- Unreported Judgment
- Appeal Determined (QCA)
SUPREME COURT OF QUEENSLAND
SC No 7742 of 1999
Court of Appeal
General Civil Appeal
21 June 2002
25 March 2002
Davies JA, Muir and Mullins JJ
Judgment of the Court
Appeal dismissed with costs
REAL PROPERTY - FENCING AND BOUNDARIES OF LAND - LAND BOUNDED BY WATER - ACCRETION AND ENCROACHMENT - where defendant was the registered proprietor of land - where one boundary of the land was a tidal navigable river - whether the high-water mark at common law differed from that defined in the Land Act 1994 (Qld)
PROCEDURE - SUPREME COURT PROCEDURE - QUEENSLAND - PRACTICE UNDER RULES OF COURT - SUMMARY JUDGMENT - where defendant was the registered proprietor of land - where land resurveyed - where resurvey showed apparent increase in land area - where plaintiff pleaded apparent increase in land area was not caused by gradual and imperceptible degrees of accretion and erosion, but by reclamation - where defendant applied for summary judgment - where defendant raised questions of fact - whether the defendant was entitled to summary judgment on any part of the plaintiff's claim
Land Act 1994 (Qld), s 8, s 9, s 10
Attorney-General v Chambers (1854) 4 De G M & G 206; 43 ER 486, considered
Svendsen v State of Queensland & Anor, Demack J, Supreme Court Rockhampton No 32 of 1996, 29 April 1999, considered
Appellant appeared on his own behalf
R J Douglas SC, with D J Campbell, for the respondent
Appellant appeared on his own behalf
C W Lohe, Crown Solicitor, for the respondent
 THE COURT: This is an appeal from a judgment given in the Supreme Court on 8May 2001. The judgment was principally one refusing an application for summary judgment by the defendant Mr Beames in an action against him by the State of Queensland. In order to understand these proceedings it is necessary to say something about the relevant facts.

A run of lines
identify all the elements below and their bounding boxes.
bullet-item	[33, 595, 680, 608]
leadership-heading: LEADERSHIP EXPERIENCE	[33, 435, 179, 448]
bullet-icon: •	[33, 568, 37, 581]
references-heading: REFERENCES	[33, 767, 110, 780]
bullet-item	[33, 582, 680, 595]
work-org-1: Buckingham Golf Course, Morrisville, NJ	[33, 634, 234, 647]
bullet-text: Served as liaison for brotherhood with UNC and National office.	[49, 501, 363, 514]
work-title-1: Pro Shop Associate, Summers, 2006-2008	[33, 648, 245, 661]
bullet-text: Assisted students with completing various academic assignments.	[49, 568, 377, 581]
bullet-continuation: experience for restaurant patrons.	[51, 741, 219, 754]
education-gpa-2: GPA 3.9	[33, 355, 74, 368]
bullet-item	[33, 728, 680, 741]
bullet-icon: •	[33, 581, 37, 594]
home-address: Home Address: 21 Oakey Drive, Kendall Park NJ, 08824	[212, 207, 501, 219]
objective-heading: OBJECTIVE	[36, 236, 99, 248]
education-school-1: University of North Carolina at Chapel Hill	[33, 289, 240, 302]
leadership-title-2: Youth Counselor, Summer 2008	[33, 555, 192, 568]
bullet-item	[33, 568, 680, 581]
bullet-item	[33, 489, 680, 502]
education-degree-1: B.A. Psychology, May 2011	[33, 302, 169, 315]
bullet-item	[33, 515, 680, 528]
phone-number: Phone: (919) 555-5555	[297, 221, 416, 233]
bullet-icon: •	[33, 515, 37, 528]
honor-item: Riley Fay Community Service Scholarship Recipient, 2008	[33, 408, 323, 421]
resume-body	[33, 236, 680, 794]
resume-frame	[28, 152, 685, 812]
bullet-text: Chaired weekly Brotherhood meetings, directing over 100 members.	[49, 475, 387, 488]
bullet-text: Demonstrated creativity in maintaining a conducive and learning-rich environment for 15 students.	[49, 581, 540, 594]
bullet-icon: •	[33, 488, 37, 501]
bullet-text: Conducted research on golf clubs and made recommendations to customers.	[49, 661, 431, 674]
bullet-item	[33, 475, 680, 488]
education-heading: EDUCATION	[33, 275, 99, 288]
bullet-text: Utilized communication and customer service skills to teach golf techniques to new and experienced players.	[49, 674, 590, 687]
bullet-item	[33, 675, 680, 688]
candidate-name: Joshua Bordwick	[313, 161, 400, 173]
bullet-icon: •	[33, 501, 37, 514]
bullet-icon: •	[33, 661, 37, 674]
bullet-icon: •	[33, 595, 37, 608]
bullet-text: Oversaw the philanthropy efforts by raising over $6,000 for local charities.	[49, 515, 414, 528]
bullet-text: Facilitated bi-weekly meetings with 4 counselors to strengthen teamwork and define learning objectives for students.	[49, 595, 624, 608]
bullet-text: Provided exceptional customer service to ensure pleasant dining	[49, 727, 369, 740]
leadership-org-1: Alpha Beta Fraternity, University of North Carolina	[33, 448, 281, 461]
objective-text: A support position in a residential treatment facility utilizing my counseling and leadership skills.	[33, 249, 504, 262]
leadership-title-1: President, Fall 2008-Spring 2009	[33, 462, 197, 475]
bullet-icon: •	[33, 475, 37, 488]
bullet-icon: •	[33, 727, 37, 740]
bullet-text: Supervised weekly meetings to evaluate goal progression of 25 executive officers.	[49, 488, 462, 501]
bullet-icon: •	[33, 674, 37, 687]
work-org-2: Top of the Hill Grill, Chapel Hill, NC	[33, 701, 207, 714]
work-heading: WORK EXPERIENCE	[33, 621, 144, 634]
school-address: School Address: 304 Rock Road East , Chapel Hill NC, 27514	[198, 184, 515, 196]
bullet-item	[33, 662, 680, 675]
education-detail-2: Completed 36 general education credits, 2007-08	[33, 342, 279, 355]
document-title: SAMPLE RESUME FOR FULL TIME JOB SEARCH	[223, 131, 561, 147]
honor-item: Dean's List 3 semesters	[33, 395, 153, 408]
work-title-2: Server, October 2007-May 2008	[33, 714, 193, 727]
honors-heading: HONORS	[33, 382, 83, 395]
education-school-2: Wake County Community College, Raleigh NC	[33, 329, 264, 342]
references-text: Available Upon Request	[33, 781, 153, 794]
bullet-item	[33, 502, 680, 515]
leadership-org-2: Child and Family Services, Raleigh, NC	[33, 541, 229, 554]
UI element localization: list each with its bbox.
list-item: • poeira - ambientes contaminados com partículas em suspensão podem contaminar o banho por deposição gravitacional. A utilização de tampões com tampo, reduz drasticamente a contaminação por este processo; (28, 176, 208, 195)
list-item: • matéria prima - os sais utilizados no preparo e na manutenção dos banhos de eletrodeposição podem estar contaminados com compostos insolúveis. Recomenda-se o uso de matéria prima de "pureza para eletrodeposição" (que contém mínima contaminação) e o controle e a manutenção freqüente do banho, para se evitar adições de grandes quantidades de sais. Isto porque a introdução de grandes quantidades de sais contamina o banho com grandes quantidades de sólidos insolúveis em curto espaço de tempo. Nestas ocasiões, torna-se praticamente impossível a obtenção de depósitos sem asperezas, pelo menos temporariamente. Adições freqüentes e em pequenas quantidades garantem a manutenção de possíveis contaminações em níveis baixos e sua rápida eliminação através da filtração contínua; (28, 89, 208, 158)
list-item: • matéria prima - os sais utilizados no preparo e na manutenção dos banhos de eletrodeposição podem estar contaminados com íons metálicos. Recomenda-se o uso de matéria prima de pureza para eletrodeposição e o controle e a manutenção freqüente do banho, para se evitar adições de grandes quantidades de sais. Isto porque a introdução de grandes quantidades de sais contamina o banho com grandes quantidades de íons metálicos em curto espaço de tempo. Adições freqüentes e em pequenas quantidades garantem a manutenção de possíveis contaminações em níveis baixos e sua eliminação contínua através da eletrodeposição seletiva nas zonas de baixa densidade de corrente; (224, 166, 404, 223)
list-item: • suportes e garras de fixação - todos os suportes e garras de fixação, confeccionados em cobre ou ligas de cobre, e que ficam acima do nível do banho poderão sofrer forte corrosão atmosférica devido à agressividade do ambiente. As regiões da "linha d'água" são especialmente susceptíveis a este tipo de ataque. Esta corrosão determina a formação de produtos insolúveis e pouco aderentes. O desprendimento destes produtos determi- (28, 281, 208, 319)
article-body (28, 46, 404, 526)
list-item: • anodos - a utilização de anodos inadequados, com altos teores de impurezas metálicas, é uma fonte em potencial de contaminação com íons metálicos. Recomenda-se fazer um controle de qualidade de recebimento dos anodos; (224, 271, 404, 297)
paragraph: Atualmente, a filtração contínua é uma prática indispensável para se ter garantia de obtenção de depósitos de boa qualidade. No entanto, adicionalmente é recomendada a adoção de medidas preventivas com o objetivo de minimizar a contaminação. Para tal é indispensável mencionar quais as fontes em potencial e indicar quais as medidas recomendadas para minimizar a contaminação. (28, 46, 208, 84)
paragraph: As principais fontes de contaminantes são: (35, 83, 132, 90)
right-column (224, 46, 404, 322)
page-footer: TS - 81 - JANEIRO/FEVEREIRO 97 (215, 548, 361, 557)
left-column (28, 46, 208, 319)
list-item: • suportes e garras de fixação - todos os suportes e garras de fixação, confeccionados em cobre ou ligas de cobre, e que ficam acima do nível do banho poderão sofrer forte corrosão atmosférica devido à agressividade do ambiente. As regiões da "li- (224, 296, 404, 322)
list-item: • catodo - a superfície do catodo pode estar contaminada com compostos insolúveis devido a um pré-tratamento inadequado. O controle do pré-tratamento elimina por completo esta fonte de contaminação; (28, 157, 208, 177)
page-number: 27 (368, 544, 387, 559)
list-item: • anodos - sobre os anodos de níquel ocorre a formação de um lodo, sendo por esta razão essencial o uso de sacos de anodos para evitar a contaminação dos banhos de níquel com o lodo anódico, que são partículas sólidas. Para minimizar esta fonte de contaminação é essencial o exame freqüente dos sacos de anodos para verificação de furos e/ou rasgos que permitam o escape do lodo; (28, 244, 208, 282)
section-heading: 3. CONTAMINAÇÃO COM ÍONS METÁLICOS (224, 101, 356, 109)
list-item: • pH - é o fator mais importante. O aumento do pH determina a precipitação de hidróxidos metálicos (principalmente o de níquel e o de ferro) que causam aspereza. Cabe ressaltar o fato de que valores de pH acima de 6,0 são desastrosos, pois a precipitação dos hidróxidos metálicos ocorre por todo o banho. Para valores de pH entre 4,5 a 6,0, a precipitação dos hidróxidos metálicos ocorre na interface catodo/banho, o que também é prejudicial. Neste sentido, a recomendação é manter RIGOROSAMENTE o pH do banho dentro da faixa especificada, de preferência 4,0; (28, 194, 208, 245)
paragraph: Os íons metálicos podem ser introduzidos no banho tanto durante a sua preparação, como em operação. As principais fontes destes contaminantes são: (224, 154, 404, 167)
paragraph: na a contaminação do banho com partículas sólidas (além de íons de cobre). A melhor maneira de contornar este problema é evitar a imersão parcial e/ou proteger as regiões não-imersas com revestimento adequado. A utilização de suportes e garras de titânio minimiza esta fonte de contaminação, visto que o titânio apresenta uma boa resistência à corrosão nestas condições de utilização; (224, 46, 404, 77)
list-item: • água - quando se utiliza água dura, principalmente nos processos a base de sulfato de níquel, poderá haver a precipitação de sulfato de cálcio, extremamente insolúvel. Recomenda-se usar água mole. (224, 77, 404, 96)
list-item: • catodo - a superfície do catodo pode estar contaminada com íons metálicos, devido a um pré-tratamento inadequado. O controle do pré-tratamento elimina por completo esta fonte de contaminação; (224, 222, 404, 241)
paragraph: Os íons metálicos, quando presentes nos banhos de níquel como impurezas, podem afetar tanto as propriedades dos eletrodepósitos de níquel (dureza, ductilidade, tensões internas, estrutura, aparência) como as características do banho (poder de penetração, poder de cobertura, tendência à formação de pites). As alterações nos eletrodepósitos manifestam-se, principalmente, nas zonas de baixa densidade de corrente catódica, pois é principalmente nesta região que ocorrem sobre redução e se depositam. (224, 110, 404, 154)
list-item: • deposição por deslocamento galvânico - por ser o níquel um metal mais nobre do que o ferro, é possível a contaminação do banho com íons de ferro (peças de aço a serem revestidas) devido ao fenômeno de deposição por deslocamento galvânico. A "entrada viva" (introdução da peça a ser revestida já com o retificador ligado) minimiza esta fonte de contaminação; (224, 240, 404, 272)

WRITTEN PROBLEM A: Reproduce the Queensland appeal judgment word for word, from "- Unreported Judgment" down to "the Land Act 1994 (Qld)".
WRITTEN PROBLEM B: Which sections of the Land Act 1994 (Qld) does the Queensland appeal judgment cite?
These lines are separate material, unconnected to the court judgment.

WRITTEN ANSWER A:
- Unreported Judgment
- Appeal Determined (QCA)
SUPREME COURT OF QUEENSLAND
SC No 7742 of 1999
Court of Appeal
General Civil Appeal
21 June 2002
25 March 2002
Davies JA, Muir and Mullins JJ
Judgment of the Court
Appeal dismissed with costs
REAL PROPERTY - FENCING AND BOUNDARIES OF LAND - LAND BOUNDED BY WATER - ACCRETION AND ENCROACHMENT - where defendant was the registered proprietor of land - where one boundary of the land was a tidal navigable river - whether the high-water mark at common law differed from that defined in the Land Act 1994 (Qld)

WRITTEN ANSWER B: s 8, s 9, s 10